--- TASK DIRECTIONS ---
Check every line of the entries that follow, and copy the ones containing "ylabel".

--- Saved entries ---
· · · ·
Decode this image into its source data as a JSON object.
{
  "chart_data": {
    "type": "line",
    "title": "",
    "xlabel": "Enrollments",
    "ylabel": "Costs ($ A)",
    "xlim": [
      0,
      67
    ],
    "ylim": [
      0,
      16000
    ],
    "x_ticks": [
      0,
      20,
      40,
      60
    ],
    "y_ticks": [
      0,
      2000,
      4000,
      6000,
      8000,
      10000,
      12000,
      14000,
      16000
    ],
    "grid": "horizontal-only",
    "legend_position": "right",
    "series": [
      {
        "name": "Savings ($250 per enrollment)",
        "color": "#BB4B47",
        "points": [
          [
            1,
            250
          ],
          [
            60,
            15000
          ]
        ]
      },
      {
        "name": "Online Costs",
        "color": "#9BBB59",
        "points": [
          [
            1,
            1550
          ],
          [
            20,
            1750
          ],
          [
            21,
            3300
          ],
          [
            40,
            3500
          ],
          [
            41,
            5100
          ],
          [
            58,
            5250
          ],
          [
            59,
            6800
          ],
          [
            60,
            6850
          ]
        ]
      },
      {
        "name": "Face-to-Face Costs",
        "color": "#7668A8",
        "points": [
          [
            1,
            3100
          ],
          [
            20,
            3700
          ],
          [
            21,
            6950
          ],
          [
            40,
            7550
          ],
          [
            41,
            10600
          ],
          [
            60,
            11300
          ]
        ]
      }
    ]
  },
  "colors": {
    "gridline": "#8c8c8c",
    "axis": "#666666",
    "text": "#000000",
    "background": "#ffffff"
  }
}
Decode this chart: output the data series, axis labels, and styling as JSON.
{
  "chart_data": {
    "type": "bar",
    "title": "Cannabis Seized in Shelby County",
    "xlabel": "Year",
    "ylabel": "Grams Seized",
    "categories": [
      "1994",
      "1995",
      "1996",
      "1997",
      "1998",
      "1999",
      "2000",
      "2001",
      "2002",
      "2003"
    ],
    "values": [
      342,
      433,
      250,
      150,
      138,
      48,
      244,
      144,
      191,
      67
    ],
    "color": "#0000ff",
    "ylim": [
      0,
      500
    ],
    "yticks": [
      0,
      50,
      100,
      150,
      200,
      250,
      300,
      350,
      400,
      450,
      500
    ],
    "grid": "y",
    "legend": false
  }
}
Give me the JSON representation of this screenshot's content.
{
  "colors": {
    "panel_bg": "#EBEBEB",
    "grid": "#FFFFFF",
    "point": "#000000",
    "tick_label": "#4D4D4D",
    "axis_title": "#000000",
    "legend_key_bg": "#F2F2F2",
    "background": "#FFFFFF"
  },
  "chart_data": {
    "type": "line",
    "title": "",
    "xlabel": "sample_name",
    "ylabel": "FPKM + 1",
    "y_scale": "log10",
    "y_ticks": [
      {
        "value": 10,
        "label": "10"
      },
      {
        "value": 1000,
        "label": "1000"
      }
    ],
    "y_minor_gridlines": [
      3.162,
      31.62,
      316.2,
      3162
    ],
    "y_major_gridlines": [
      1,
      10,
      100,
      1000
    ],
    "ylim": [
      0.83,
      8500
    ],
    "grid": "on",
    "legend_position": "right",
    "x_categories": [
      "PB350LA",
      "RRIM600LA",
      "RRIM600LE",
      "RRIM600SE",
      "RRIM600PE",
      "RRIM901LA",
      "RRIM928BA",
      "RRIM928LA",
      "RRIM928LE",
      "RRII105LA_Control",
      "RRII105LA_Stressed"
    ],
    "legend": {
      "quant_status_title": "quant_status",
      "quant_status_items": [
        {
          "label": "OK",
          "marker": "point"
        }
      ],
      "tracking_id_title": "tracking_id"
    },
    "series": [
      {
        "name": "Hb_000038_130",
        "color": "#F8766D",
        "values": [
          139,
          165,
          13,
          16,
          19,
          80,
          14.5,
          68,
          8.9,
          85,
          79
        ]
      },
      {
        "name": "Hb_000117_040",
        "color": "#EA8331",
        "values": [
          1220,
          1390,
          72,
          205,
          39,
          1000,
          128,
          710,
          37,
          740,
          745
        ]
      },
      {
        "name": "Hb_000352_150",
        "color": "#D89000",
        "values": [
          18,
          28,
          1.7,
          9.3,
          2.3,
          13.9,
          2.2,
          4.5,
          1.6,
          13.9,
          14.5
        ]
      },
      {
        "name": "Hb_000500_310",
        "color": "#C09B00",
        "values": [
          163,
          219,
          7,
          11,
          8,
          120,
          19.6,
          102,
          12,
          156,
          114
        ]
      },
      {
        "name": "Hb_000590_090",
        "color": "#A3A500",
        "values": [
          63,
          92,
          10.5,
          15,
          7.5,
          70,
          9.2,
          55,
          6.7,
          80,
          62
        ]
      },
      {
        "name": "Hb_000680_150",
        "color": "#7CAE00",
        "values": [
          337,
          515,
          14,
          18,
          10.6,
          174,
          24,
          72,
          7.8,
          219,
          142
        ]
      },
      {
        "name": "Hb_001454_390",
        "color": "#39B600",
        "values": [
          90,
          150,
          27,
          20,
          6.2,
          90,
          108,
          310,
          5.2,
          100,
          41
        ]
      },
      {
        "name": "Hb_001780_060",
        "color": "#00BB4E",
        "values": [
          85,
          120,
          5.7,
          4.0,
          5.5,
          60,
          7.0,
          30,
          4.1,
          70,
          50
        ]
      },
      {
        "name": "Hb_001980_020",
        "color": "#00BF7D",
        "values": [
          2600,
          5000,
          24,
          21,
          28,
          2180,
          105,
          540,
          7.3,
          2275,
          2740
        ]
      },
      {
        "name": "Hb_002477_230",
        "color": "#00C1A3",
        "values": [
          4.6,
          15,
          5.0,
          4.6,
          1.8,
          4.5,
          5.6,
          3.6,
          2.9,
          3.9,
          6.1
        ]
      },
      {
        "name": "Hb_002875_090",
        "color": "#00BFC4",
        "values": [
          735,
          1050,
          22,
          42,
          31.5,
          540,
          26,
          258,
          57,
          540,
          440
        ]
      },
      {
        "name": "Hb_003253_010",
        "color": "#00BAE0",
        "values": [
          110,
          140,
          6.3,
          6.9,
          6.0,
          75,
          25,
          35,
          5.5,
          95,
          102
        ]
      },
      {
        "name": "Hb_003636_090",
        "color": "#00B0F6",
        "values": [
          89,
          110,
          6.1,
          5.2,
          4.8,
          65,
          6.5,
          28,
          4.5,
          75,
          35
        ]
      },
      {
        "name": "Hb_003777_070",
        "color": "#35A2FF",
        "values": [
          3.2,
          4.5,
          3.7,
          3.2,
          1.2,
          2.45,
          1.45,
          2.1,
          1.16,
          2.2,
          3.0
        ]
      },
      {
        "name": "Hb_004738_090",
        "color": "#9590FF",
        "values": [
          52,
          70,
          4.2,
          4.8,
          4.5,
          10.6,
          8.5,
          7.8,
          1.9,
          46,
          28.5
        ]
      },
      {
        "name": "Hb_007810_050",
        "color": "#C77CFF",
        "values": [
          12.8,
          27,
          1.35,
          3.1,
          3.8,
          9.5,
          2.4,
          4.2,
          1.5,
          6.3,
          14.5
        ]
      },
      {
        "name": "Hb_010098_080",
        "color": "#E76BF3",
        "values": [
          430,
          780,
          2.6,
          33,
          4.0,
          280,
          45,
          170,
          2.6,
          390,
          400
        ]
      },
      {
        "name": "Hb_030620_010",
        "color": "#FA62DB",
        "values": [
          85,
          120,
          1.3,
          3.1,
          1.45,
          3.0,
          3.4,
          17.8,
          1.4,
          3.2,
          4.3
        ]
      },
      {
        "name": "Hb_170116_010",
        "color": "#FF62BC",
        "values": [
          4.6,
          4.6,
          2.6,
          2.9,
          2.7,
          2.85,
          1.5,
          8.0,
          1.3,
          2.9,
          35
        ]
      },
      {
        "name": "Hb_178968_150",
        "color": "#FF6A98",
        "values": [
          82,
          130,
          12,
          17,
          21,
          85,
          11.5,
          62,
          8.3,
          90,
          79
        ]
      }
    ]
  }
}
· · · ·
--- EXERCISE SOLUTION ---
    "ylabel": "Costs ($ A)",
    "ylabel": "Grams Seized",
    "ylabel": "FPKM + 1",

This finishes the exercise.